§ Work to complete: Retype all of the data. Every line must match exactly.

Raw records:
• • •

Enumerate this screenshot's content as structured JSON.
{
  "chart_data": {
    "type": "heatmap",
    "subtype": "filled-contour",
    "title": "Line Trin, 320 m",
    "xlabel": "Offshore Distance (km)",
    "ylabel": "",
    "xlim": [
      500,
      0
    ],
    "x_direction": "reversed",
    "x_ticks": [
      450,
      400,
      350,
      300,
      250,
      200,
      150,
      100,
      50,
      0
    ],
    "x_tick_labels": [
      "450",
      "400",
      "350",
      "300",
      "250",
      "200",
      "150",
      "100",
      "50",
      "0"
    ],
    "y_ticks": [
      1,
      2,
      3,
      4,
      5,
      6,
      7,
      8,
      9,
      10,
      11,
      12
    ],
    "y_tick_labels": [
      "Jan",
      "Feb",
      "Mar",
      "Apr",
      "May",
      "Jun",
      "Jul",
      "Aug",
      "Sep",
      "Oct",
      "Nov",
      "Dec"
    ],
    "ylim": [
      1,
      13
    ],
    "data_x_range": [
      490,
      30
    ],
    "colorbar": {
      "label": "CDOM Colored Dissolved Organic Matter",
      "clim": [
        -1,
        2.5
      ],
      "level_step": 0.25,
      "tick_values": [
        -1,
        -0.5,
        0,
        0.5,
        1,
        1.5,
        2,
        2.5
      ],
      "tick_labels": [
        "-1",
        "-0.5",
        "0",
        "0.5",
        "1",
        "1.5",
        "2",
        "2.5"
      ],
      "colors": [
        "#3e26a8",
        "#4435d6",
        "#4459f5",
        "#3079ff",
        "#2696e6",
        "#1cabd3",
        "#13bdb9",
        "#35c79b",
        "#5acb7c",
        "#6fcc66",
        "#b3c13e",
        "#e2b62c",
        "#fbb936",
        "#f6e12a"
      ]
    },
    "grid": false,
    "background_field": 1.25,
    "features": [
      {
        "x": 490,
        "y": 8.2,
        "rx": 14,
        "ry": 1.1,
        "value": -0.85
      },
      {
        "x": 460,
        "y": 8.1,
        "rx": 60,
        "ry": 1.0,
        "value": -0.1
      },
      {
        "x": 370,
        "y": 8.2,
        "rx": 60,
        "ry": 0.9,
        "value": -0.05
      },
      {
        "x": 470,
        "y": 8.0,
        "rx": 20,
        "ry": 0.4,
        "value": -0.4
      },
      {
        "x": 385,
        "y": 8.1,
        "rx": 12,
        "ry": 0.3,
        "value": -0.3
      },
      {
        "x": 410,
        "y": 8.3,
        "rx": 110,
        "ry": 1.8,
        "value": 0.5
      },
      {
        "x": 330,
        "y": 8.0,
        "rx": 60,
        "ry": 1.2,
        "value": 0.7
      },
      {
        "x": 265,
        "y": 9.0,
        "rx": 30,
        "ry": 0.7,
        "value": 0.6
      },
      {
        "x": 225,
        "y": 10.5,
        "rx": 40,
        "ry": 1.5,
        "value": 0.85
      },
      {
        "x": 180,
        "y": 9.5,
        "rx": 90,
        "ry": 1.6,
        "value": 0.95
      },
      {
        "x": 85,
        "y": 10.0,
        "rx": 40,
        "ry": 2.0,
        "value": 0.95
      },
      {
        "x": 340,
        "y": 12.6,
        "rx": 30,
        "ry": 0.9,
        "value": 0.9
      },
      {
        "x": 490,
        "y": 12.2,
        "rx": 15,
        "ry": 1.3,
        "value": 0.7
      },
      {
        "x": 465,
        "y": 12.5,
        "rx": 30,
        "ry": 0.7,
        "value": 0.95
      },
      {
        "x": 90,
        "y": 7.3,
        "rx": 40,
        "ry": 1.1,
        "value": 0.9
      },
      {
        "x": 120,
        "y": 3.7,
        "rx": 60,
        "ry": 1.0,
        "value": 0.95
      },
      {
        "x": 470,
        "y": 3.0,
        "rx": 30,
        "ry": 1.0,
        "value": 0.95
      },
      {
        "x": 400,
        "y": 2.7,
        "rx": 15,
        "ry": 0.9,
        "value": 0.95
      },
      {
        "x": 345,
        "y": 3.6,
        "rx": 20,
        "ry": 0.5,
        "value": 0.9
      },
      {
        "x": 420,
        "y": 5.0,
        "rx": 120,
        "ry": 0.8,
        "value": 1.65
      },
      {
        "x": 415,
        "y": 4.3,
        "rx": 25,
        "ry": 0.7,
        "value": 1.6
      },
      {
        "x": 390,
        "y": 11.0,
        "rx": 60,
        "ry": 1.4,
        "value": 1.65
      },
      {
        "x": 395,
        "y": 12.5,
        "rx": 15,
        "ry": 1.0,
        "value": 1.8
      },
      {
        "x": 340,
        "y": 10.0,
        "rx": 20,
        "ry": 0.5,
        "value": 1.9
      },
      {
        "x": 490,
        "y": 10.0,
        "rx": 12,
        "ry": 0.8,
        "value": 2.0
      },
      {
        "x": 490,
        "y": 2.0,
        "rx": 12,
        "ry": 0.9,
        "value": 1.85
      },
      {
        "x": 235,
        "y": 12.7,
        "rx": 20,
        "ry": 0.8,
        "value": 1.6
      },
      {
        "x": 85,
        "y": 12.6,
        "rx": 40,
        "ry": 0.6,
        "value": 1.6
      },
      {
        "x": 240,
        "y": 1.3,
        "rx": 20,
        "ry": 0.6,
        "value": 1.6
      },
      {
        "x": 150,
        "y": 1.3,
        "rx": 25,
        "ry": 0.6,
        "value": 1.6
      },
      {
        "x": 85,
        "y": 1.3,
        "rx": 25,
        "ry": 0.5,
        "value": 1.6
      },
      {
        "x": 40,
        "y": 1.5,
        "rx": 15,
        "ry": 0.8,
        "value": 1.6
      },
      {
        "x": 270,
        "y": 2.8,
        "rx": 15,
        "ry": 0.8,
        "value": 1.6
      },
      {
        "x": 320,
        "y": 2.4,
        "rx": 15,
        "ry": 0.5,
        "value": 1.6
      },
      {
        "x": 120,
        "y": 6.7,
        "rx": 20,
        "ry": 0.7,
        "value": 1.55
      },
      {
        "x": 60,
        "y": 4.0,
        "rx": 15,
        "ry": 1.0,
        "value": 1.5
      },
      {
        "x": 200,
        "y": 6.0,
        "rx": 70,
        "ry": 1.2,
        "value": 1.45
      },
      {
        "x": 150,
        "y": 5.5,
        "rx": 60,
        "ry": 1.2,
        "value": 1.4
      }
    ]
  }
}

• • •

§ Task answer:
Enumerate this screenshot's content as structured JSON.
{
  "chart_data": {
    "type": "heatmap",
    "subtype": "filled-contour",
    "title": "Line Trin, 320 m",
    "xlabel": "Offshore Distance (km)",
    "ylabel": "",
    "xlim": [
      500,
      0
    ],
    "x_direction": "reversed",
    "x_ticks": [
      450,
      400,
      350,
      300,
      250,
      200,
      150,
      100,
      50,
      0
    ],
    "x_tick_labels": [
      "450",
      "400",
      "350",
      "300",
      "250",
      "200",
      "150",
      "100",
      "50",
      "0"
    ],
    "y_ticks": [
      1,
      2,
      3,
      4,
      5,
      6,
      7,
      8,
      9,
      10,
      11,
      12
    ],
    "y_tick_labels": [
      "Jan",
      "Feb",
      "Mar",
      "Apr",
      "May",
      "Jun",
      "Jul",
      "Aug",
      "Sep",
      "Oct",
      "Nov",
      "Dec"
    ],
    "ylim": [
      1,
      13
    ],
    "data_x_range": [
      490,
      30
    ],
    "colorbar": {
      "label": "CDOM Colored Dissolved Organic Matter",
      "clim": [
        -1,
        2.5
      ],
      "level_step": 0.25,
      "tick_values": [
        -1,
        -0.5,
        0,
        0.5,
        1,
        1.5,
        2,
        2.5
      ],
      "tick_labels": [
        "-1",
        "-0.5",
        "0",
        "0.5",
        "1",
        "1.5",
        "2",
        "2.5"
      ],
      "colors": [
        "#3e26a8",
        "#4435d6",
        "#4459f5",
        "#3079ff",
        "#2696e6",
        "#1cabd3",
        "#13bdb9",
        "#35c79b",
        "#5acb7c",
        "#6fcc66",
        "#b3c13e",
        "#e2b62c",
        "#fbb936",
        "#f6e12a"
      ]
    },
    "grid": false,
    "background_field": 1.25,
    "features": [
      {
        "x": 490,
        "y": 8.2,
        "rx": 14,
        "ry": 1.1,
        "value": -0.85
      },
      {
        "x": 460,
        "y": 8.1,
        "rx": 60,
        "ry": 1.0,
        "value": -0.1
      },
      {
        "x": 370,
        "y": 8.2,
        "rx": 60,
        "ry": 0.9,
        "value": -0.05
      },
      {
        "x": 470,
        "y": 8.0,
        "rx": 20,
        "ry": 0.4,
        "value": -0.4
      },
      {
        "x": 385,
        "y": 8.1,
        "rx": 12,
        "ry": 0.3,
        "value": -0.3
      },
      {
        "x": 410,
        "y": 8.3,
        "rx": 110,
        "ry": 1.8,
        "value": 0.5
      },
      {
        "x": 330,
        "y": 8.0,
        "rx": 60,
        "ry": 1.2,
        "value": 0.7
      },
      {
        "x": 265,
        "y": 9.0,
        "rx": 30,
        "ry": 0.7,
        "value": 0.6
      },
      {
        "x": 225,
        "y": 10.5,
        "rx": 40,
        "ry": 1.5,
        "value": 0.85
      },
      {
        "x": 180,
        "y": 9.5,
        "rx": 90,
        "ry": 1.6,
        "value": 0.95
      },
      {
        "x": 85,
        "y": 10.0,
        "rx": 40,
        "ry": 2.0,
        "value": 0.95
      },
      {
        "x": 340,
        "y": 12.6,
        "rx": 30,
        "ry": 0.9,
        "value": 0.9
      },
      {
        "x": 490,
        "y": 12.2,
        "rx": 15,
        "ry": 1.3,
        "value": 0.7
      },
      {
        "x": 465,
        "y": 12.5,
        "rx": 30,
        "ry": 0.7,
        "value": 0.95
      },
      {
        "x": 90,
        "y": 7.3,
        "rx": 40,
        "ry": 1.1,
        "value": 0.9
      },
      {
        "x": 120,
        "y": 3.7,
        "rx": 60,
        "ry": 1.0,
        "value": 0.95
      },
      {
        "x": 470,
        "y": 3.0,
        "rx": 30,
        "ry": 1.0,
        "value": 0.95
      },
      {
        "x": 400,
        "y": 2.7,
        "rx": 15,
        "ry": 0.9,
        "value": 0.95
      },
      {
        "x": 345,
        "y": 3.6,
        "rx": 20,
        "ry": 0.5,
        "value": 0.9
      },
      {
        "x": 420,
        "y": 5.0,
        "rx": 120,
        "ry": 0.8,
        "value": 1.65
      },
      {
        "x": 415,
        "y": 4.3,
        "rx": 25,
        "ry": 0.7,
        "value": 1.6
      },
      {
        "x": 390,
        "y": 11.0,
        "rx": 60,
        "ry": 1.4,
        "value": 1.65
      },
      {
        "x": 395,
        "y": 12.5,
        "rx": 15,
        "ry": 1.0,
        "value": 1.8
      },
      {
        "x": 340,
        "y": 10.0,
        "rx": 20,
        "ry": 0.5,
        "value": 1.9
      },
      {
        "x": 490,
        "y": 10.0,
        "rx": 12,
        "ry": 0.8,
        "value": 2.0
      },
      {
        "x": 490,
        "y": 2.0,
        "rx": 12,
        "ry": 0.9,
        "value": 1.85
      },
      {
        "x": 235,
        "y": 12.7,
        "rx": 20,
        "ry": 0.8,
        "value": 1.6
      },
      {
        "x": 85,
        "y": 12.6,
        "rx": 40,
        "ry": 0.6,
        "value": 1.6
      },
      {
        "x": 240,
        "y": 1.3,
        "rx": 20,
        "ry": 0.6,
        "value": 1.6
      },
      {
        "x": 150,
        "y": 1.3,
        "rx": 25,
        "ry": 0.6,
        "value": 1.6
      },
      {
        "x": 85,
        "y": 1.3,
        "rx": 25,
        "ry": 0.5,
        "value": 1.6
      },
      {
        "x": 40,
        "y": 1.5,
        "rx": 15,
        "ry": 0.8,
        "value": 1.6
      },
      {
        "x": 270,
        "y": 2.8,
        "rx": 15,
        "ry": 0.8,
        "value": 1.6
      },
      {
        "x": 320,
        "y": 2.4,
        "rx": 15,
        "ry": 0.5,
        "value": 1.6
      },
      {
        "x": 120,
        "y": 6.7,
        "rx": 20,
        "ry": 0.7,
        "value": 1.55
      },
      {
        "x": 60,
        "y": 4.0,
        "rx": 15,
        "ry": 1.0,
        "value": 1.5
      },
      {
        "x": 200,
        "y": 6.0,
        "rx": 70,
        "ry": 1.2,
        "value": 1.45
      },
      {
        "x": 150,
        "y": 5.5,
        "rx": 60,
        "ry": 1.2,
        "value": 1.4
      }
    ]
  }
}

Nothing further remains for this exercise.